** BEGIN AVAILABLE DATA **
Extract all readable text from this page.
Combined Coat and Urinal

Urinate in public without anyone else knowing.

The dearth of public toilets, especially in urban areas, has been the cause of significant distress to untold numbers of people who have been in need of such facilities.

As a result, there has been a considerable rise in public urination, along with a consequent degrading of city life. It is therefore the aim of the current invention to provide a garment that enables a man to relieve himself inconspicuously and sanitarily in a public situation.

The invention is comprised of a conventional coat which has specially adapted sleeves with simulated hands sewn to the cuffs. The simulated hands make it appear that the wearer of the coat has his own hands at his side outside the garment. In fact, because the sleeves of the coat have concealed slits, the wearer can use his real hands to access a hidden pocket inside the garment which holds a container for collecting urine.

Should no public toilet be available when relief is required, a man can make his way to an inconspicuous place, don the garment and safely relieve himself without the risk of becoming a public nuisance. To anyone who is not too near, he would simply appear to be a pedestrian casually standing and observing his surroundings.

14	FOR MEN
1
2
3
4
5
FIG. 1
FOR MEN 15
** END AVAILABLE DATA **
### SHORT EXERCISE
Give the data again, exactly as it stands.

### ANSWER
Extract all readable text from this page.
Combined Coat and Urinal

Urinate in public without anyone else knowing.

The dearth of public toilets, especially in urban areas, has been the cause of significant distress to untold numbers of people who have been in need of such facilities.

As a result, there has been a considerable rise in public urination, along with a consequent degrading of city life. It is therefore the aim of the current invention to provide a garment that enables a man to relieve himself inconspicuously and sanitarily in a public situation.

The invention is comprised of a conventional coat which has specially adapted sleeves with simulated hands sewn to the cuffs. The simulated hands make it appear that the wearer of the coat has his own hands at his side outside the garment. In fact, because the sleeves of the coat have concealed slits, the wearer can use his real hands to access a hidden pocket inside the garment which holds a container for collecting urine.

Should no public toilet be available when relief is required, a man can make his way to an inconspicuous place, don the garment and safely relieve himself without the risk of becoming a public nuisance. To anyone who is not too near, he would simply appear to be a pedestrian casually standing and observing his surroundings.

14	FOR MEN
1
2
3
4
5
FIG. 1
FOR MEN 15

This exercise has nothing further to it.